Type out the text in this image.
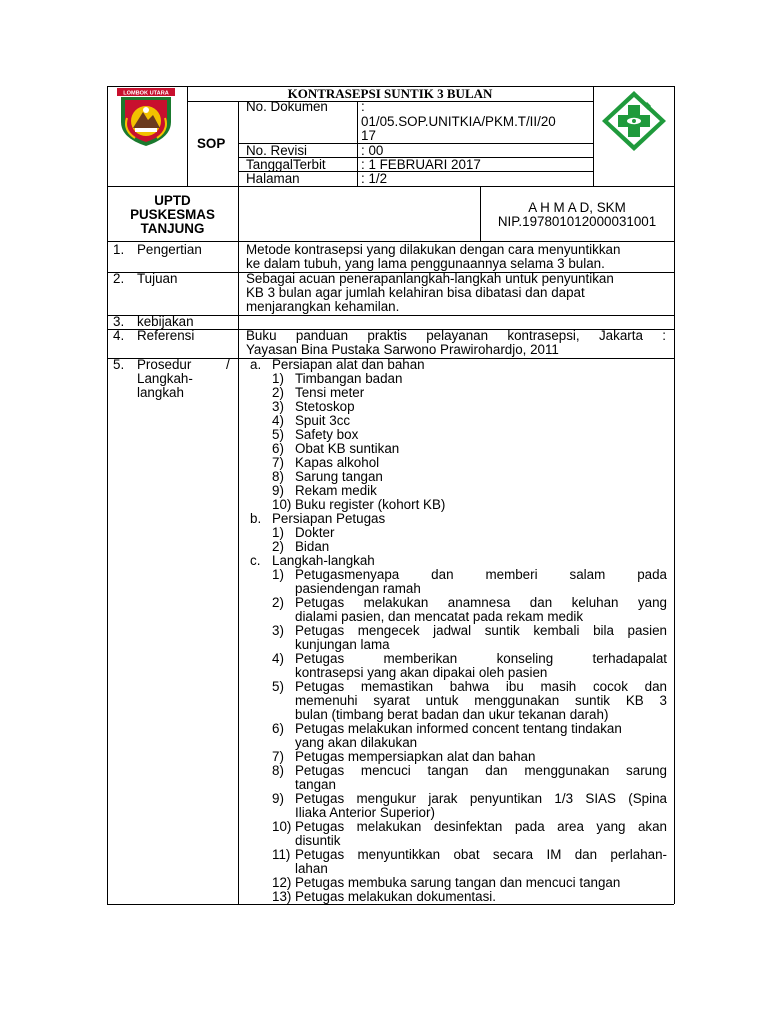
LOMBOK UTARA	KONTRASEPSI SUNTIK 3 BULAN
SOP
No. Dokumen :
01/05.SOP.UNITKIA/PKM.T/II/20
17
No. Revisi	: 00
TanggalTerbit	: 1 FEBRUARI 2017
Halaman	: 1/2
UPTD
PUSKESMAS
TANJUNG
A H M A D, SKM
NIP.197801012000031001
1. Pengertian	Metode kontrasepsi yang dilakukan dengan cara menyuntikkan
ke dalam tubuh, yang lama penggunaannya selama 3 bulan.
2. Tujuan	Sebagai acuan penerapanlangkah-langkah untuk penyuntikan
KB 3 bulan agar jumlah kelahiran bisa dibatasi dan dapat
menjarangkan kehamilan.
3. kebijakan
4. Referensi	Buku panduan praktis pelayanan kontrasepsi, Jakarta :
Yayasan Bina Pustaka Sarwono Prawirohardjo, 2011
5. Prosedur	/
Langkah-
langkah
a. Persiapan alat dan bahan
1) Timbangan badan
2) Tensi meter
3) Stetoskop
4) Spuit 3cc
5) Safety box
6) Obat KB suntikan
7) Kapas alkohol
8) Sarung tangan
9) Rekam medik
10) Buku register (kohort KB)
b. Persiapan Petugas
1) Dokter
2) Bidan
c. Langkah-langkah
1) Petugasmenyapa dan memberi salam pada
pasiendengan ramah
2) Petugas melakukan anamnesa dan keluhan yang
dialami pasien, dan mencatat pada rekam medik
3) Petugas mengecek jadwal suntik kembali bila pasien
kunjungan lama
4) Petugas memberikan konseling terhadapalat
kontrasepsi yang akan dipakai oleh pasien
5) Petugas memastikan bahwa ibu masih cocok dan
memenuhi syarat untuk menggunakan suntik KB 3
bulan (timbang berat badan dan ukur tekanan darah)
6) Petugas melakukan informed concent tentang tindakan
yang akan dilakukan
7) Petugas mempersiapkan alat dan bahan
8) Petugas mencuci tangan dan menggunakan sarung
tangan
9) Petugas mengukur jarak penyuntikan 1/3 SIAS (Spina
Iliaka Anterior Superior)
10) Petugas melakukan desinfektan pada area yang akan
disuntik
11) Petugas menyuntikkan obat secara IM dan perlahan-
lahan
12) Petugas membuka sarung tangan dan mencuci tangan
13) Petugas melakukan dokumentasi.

--*--

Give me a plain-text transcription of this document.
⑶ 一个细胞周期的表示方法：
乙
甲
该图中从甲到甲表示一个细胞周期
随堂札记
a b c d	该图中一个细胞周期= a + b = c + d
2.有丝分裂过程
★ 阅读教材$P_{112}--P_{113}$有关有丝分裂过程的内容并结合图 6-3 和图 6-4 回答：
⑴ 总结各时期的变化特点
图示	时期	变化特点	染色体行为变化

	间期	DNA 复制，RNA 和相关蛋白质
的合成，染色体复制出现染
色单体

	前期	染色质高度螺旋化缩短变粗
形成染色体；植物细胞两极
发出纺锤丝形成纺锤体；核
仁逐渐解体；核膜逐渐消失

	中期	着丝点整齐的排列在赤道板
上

--*--

### Description of the task
Find every line that holds "menyuntikkan" and copy it.

### Worked answer
1. Pengertian	Metode kontrasepsi yang dilakukan dengan cara menyuntikkan
11) Petugas menyuntikkan obat secara IM dan perlahan-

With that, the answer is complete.